_TASK GOAL_
Go over the entries below line by line, copying each one that contains the word "kosteus".

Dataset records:
==*==

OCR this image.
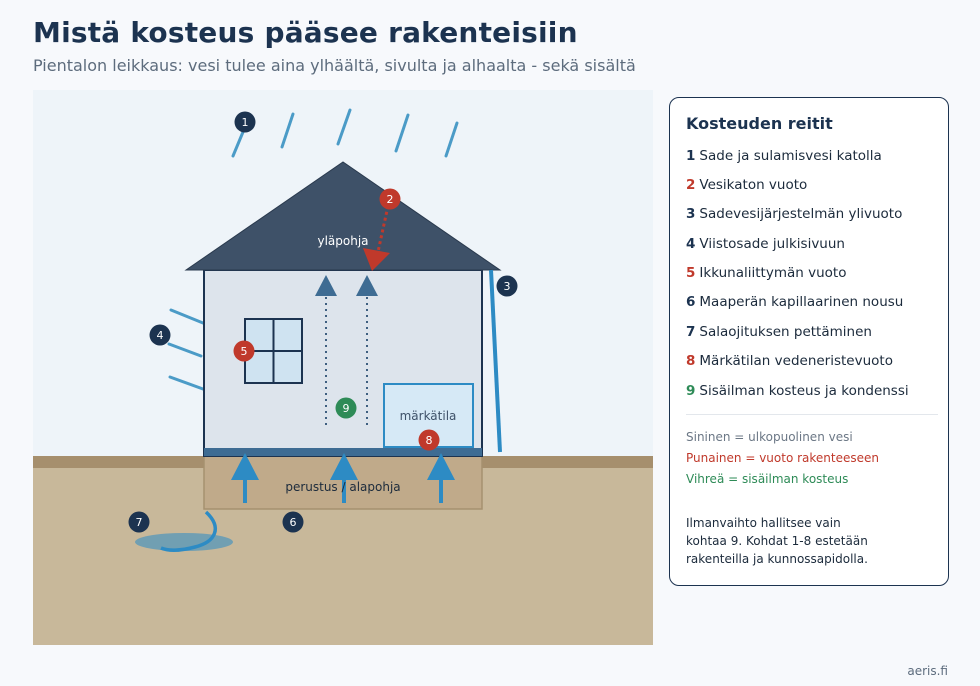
Mistä kosteus pääsee rakenteisiin
Pientalon leikkaus: vesi tulee aina ylhäältä, sivulta ja alhaalta - sekä sisältä
yläpohja
märkätila
perustus / alapohja
1
2
3
4
5
6
7
8
9
Kosteuden reitit
1 Sade ja sulamisvesi katolla
2 Vesikaton vuoto
3 Sadevesijärjestelmän ylivuoto
4 Viistosade julkisivuun
5 Ikkunaliittymän vuoto
6 Maaperän kapillaarinen nousu
7 Salaojituksen pettäminen
8 Märkätilan vedeneristevuoto
9 Sisäilman kosteus ja kondenssi
Sininen = ulkopuolinen vesi
Punainen = vuoto rakenteeseen
Vihreä = sisäilman kosteus
Ilmanvaihto hallitsee vain
kohtaa 9. Kohdat 1-8 estetään
rakenteilla ja kunnossapidolla.
aeris.fi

==*==

_RESPONSE TO THIS TASK_
Mistä kosteus pääsee rakenteisiin
9 Sisäilman kosteus ja kondenssi
Vihreä = sisäilman kosteus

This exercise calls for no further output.